-- Exercise requirements --
Please copy every line of the records below that holds the word "subtitle".

# Provided records start

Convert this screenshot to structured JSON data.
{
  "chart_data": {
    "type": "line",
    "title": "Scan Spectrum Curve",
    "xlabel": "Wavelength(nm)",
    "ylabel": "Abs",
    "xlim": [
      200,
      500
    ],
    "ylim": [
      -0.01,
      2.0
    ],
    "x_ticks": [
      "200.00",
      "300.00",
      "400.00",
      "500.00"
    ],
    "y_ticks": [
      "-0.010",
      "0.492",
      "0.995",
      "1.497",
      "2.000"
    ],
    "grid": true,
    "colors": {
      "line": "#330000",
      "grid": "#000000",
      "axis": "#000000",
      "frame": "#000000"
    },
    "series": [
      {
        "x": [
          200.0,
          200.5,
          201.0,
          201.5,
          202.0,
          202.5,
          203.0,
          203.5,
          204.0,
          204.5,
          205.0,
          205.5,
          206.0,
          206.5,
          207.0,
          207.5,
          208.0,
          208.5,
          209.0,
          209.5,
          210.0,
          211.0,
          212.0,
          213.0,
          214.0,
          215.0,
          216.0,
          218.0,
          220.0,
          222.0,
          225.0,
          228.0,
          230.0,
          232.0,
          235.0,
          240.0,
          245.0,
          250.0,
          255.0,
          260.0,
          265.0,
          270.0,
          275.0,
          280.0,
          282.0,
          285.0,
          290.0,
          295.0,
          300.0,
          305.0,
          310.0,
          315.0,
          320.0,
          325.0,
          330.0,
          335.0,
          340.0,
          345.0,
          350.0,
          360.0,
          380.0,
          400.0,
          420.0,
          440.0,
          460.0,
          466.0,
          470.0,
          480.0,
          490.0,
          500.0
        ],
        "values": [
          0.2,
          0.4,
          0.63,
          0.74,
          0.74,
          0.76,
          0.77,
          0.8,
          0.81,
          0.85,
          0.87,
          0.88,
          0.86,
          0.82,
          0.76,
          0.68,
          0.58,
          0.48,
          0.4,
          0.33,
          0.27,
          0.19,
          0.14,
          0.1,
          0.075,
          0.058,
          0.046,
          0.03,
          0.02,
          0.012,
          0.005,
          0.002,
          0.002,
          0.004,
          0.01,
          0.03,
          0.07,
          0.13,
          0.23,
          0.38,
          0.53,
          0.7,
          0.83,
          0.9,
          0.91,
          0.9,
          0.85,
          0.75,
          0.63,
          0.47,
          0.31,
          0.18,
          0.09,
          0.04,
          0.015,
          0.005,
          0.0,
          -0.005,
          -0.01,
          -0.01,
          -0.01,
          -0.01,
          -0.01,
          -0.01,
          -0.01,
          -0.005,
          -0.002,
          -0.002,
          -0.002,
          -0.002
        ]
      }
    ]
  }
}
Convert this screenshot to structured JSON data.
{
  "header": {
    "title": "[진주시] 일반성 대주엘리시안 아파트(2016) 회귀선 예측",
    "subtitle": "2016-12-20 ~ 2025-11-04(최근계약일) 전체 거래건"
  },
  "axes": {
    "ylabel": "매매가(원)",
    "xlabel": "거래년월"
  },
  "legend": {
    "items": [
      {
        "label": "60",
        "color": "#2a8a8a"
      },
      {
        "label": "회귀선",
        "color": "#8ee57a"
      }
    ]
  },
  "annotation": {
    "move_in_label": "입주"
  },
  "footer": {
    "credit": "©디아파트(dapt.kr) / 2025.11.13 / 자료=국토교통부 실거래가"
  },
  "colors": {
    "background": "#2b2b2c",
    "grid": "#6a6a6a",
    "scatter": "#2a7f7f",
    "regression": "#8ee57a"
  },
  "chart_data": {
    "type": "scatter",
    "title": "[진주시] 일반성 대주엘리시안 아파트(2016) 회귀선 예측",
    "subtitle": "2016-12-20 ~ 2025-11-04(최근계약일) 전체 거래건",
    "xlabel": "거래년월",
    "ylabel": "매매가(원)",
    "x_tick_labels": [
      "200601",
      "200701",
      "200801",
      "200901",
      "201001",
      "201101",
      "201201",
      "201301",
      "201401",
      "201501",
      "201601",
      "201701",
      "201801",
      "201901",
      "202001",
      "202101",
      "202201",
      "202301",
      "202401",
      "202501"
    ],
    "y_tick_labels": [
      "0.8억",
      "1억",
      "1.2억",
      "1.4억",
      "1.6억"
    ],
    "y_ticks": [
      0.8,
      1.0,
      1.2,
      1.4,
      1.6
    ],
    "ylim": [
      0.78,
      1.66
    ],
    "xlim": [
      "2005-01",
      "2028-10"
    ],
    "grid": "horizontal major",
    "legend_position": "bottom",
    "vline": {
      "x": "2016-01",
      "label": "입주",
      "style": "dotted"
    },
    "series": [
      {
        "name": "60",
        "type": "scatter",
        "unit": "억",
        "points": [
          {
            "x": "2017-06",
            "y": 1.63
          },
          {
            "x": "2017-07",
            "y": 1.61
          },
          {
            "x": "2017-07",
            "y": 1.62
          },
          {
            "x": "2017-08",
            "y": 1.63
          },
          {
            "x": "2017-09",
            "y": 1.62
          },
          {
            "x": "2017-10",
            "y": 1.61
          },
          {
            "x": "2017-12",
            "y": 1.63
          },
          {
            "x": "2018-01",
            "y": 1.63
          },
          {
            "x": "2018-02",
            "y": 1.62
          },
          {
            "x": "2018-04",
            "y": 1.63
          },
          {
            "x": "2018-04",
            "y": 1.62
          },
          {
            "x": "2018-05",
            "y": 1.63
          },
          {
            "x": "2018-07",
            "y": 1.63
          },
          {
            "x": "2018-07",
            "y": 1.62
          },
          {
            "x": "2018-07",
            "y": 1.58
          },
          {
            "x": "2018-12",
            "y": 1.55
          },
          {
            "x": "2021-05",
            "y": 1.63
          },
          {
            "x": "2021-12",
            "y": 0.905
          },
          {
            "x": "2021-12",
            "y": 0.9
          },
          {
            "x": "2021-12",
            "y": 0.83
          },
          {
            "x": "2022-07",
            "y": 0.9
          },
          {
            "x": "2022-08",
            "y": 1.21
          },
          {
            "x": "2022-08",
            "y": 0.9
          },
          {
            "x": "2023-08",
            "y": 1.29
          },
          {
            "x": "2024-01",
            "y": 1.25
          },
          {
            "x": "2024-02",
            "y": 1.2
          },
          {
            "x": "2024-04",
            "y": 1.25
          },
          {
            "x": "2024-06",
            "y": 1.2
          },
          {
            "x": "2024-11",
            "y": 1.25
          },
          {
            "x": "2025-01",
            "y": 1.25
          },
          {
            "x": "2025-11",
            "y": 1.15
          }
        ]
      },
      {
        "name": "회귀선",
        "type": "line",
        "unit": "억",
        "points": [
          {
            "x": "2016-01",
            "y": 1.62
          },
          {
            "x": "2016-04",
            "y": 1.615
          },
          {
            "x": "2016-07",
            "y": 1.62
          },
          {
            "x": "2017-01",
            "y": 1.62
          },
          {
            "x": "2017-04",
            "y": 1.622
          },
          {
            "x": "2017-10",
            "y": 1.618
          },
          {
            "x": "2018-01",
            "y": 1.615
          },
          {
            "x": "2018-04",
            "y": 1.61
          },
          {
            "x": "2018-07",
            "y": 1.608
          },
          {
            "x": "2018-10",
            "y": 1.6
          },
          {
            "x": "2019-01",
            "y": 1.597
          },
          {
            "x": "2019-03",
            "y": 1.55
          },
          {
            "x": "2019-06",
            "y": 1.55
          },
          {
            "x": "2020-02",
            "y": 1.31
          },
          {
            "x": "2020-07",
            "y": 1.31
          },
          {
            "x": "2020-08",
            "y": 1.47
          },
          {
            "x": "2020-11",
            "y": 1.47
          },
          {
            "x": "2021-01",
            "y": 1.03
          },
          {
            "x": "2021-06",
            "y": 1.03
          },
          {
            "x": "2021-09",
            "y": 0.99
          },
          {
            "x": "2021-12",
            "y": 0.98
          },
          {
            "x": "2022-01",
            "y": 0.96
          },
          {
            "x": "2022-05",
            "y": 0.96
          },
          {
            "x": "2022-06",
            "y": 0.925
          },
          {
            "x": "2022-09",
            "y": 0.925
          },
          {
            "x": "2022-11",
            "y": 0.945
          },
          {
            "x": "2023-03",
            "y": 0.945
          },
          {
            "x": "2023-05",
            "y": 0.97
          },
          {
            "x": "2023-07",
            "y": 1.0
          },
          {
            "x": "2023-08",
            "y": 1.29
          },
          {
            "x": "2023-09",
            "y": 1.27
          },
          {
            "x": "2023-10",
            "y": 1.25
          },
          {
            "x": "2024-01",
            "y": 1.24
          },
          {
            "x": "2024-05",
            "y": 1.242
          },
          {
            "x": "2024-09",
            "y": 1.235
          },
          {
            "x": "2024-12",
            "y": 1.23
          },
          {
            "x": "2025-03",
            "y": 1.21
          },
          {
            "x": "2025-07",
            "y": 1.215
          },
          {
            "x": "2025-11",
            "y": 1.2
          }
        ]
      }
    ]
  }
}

# Provided records end

-- Solution for this task --
    "subtitle": "2016-12-20 ~ 2025-11-04(최근계약일) 전체 거래건"
    "subtitle": "2016-12-20 ~ 2025-11-04(최근계약일) 전체 거래건",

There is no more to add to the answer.